▶ [Exercise goal]:
Pull every line of the entries that has the word "this".

▶ [The records]:
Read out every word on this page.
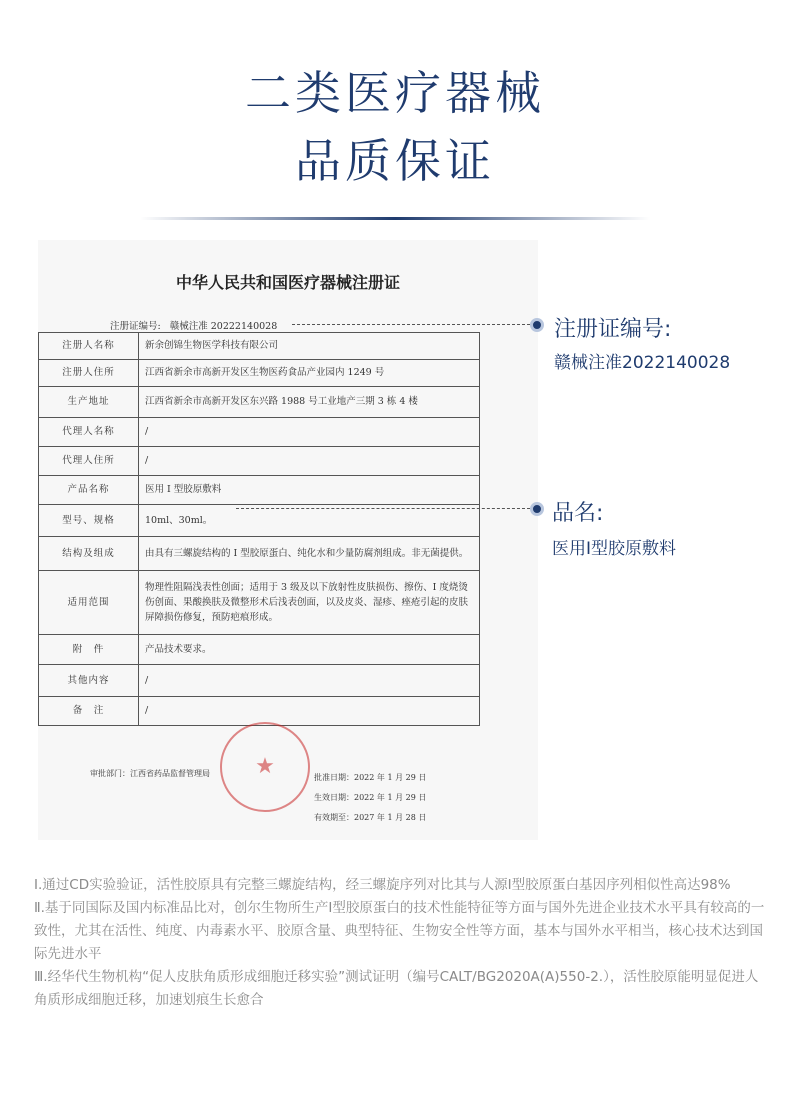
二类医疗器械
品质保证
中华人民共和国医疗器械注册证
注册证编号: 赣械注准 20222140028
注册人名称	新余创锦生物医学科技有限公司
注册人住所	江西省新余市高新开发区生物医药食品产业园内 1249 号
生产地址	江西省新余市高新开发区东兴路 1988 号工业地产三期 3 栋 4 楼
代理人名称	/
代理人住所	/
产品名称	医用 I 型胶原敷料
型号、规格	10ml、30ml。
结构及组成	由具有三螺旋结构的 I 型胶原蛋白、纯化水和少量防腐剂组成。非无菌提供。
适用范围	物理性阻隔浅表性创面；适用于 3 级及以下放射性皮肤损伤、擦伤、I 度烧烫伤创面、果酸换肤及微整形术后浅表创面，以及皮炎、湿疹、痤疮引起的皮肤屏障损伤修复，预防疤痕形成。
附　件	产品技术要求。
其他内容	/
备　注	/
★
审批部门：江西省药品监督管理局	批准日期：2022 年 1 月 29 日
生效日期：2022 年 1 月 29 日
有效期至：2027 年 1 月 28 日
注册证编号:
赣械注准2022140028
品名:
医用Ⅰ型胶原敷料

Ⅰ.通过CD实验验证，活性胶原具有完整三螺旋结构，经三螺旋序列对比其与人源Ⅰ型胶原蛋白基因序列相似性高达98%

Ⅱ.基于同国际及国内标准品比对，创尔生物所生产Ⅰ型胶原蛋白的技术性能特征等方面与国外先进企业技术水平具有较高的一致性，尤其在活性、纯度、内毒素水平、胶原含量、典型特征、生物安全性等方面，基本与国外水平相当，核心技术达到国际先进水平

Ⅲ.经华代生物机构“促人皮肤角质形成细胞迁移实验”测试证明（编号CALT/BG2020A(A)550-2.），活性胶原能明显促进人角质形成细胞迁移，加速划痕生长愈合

==

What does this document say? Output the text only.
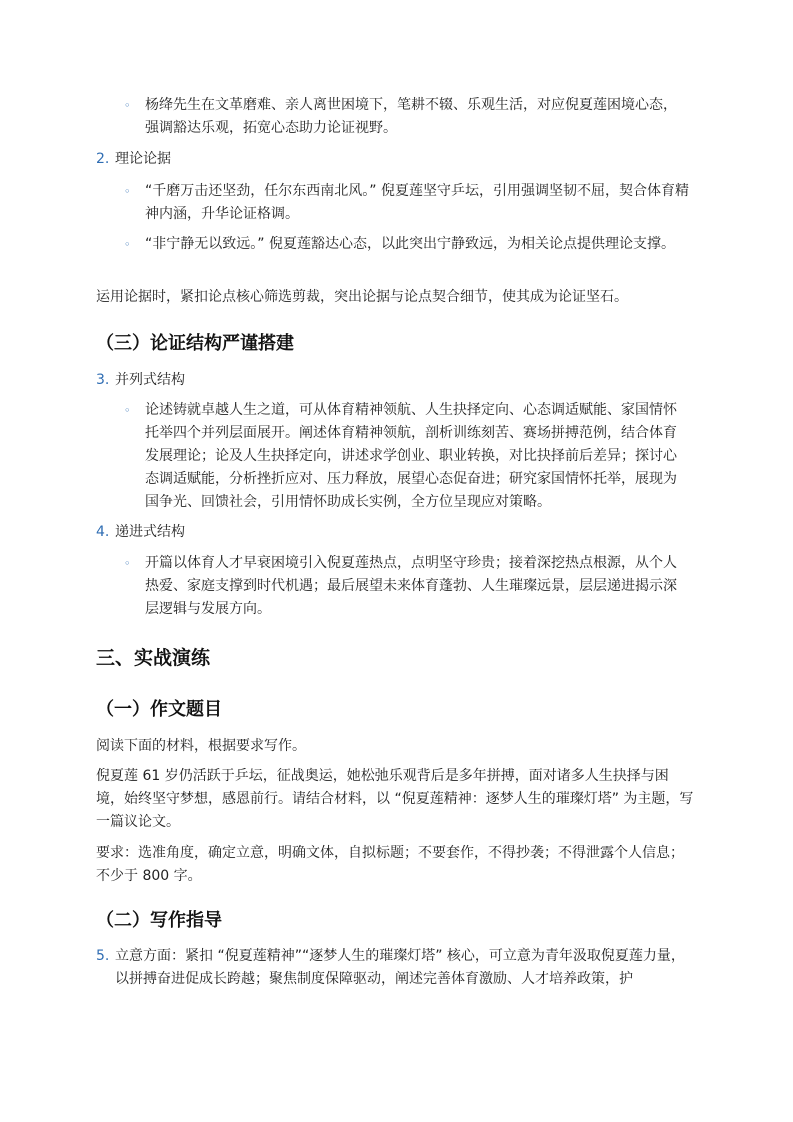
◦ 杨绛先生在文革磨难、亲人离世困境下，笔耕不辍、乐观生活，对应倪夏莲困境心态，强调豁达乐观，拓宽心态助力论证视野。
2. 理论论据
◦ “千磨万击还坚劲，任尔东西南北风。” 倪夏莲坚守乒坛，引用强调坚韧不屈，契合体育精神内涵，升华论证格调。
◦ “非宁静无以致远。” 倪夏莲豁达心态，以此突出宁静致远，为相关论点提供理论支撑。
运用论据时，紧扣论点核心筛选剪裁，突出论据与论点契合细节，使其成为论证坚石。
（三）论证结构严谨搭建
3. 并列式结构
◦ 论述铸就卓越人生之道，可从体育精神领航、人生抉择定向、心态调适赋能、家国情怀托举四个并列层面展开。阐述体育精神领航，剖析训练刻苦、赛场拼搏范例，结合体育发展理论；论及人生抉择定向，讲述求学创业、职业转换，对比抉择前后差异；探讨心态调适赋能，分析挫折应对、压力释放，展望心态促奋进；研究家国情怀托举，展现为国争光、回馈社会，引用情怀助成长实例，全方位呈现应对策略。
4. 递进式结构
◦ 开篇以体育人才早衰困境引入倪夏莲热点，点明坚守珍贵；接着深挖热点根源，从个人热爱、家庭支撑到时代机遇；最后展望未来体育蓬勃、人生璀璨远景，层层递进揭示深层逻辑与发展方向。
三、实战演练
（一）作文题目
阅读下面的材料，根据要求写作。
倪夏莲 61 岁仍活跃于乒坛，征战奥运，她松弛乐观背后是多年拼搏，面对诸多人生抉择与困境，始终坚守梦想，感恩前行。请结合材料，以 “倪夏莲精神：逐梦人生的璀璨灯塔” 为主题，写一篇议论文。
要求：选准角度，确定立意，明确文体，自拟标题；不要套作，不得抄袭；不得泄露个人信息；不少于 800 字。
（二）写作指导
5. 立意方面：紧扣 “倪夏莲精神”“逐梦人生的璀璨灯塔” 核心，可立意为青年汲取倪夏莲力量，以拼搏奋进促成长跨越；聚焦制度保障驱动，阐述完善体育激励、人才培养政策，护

▶ [The answer]:
Read out every word on this page.
What does this document say? Output the text only.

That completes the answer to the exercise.